### Written instruction
In the material below, the lines containing the word "弋阳县城市建设投资开发有限公司" are required; copy each of them.

[Dataset entries]
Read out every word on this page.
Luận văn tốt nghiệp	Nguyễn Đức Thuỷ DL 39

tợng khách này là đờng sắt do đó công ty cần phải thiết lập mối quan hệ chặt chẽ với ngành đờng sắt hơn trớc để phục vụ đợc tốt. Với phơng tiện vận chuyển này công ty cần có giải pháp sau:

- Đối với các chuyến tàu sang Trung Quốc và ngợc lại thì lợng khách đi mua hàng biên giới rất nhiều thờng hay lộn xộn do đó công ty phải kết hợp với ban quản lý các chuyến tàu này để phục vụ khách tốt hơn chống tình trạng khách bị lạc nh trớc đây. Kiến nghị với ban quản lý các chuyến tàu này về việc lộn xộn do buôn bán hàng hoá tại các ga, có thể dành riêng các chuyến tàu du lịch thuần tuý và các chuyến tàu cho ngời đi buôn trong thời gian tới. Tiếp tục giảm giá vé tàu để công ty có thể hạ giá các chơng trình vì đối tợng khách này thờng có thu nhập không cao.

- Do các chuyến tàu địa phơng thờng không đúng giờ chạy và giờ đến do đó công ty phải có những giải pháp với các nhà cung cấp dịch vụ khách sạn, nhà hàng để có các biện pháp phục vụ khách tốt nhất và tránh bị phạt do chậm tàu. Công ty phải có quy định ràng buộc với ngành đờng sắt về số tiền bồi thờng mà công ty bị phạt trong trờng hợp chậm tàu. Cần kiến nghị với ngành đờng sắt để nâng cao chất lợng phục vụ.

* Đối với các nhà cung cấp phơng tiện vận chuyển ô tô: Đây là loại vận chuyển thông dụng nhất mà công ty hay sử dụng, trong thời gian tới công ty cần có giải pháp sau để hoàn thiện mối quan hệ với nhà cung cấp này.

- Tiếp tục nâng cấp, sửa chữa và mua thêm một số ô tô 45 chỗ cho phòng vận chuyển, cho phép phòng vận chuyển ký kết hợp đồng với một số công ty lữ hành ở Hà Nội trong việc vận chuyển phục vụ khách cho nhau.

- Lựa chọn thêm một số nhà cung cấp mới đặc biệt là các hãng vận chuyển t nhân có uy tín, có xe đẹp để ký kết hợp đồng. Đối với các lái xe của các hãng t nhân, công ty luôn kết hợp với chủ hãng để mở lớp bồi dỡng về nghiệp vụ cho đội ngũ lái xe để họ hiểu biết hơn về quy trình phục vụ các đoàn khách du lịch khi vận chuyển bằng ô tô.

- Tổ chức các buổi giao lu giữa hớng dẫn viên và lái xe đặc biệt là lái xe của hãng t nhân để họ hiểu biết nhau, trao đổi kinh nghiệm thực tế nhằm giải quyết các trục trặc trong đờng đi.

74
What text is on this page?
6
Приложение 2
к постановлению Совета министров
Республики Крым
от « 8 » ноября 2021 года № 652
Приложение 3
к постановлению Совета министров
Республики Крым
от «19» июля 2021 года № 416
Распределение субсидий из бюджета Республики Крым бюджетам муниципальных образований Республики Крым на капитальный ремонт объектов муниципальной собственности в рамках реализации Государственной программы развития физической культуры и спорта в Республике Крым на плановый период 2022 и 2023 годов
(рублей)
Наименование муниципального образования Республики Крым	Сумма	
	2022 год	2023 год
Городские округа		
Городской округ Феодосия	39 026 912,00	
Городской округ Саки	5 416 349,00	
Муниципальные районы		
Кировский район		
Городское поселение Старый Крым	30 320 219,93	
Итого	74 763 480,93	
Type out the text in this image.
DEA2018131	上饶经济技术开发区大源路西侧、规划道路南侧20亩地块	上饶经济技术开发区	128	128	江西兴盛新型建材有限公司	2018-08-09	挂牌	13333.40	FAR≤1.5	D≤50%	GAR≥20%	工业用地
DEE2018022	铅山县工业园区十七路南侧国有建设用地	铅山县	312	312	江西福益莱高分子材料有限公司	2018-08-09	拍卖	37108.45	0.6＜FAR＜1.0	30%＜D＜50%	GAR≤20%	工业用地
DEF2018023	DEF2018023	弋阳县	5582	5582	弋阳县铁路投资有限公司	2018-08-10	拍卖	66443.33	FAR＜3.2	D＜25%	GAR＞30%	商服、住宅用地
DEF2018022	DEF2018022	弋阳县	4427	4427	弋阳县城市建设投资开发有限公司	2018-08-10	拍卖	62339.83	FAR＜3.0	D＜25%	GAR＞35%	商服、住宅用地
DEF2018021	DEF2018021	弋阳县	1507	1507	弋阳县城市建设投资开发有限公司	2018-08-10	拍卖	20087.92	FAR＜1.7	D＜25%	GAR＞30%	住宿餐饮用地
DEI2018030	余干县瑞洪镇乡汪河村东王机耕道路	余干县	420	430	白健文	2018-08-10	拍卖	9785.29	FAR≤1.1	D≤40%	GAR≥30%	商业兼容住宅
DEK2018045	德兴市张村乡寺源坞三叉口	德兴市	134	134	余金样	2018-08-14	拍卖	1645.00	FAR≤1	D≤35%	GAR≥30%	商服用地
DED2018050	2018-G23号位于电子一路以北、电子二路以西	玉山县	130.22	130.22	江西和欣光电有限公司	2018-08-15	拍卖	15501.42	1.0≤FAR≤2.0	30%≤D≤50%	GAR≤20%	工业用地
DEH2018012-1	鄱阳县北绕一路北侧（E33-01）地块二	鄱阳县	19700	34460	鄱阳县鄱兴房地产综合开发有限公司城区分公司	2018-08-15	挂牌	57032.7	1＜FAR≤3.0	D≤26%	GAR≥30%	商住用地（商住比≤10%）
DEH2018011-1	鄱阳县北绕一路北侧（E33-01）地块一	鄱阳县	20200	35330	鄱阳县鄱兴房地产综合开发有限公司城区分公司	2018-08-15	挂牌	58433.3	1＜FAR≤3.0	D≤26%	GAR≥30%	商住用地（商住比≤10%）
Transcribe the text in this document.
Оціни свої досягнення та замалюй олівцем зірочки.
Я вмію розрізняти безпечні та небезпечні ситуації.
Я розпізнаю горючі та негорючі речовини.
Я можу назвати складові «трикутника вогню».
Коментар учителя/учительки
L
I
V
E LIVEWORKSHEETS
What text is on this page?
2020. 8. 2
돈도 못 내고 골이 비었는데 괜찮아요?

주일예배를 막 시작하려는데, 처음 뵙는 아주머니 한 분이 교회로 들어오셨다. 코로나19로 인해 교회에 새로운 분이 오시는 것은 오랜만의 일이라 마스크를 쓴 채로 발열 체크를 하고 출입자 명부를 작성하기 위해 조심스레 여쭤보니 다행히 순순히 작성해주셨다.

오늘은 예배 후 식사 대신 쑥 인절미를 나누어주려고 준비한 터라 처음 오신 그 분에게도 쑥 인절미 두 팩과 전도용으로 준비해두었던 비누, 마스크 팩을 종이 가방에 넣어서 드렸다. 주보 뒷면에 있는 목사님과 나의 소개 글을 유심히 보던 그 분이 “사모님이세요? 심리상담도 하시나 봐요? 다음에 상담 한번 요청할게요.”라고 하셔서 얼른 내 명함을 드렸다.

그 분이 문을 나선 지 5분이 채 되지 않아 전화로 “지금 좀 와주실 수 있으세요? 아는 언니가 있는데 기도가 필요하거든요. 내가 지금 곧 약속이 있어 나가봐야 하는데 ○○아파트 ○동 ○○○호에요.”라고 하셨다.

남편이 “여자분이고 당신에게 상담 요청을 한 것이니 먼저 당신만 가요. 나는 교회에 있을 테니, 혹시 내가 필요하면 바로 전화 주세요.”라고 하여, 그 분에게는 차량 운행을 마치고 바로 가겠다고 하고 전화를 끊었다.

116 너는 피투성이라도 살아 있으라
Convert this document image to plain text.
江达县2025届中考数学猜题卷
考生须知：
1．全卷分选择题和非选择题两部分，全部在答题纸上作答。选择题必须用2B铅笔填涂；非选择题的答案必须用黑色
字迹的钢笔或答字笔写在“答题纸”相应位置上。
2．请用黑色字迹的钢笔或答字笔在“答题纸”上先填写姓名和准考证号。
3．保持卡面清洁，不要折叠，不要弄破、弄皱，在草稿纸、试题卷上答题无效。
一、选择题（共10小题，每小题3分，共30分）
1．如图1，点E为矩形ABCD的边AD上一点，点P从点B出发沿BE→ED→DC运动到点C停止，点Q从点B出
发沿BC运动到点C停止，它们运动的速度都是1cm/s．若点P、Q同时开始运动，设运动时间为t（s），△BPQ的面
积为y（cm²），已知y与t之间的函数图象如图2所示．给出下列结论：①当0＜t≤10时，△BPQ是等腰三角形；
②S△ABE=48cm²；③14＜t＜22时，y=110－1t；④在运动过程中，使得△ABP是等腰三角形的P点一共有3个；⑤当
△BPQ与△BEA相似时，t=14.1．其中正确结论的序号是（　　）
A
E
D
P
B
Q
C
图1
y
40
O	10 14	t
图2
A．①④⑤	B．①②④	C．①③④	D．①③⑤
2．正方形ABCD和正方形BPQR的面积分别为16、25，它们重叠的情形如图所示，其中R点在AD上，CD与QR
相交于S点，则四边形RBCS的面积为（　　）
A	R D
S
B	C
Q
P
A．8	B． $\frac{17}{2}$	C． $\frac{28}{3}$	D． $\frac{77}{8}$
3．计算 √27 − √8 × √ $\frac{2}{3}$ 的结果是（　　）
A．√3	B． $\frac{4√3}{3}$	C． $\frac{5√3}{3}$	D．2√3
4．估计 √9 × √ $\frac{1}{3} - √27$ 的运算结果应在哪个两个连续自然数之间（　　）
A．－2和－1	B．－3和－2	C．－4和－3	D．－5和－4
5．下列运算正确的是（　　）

### Solution to this task
DEF2018022	DEF2018022	弋阳县	4427	4427	弋阳县城市建设投资开发有限公司	2018-08-10	拍卖	62339.83	FAR＜3.0	D＜25%	GAR＞35%	商服、住宅用地
DEF2018021	DEF2018021	弋阳县	1507	1507	弋阳县城市建设投资开发有限公司	2018-08-10	拍卖	20087.92	FAR＜1.7	D＜25%	GAR＞30%	住宿餐饮用地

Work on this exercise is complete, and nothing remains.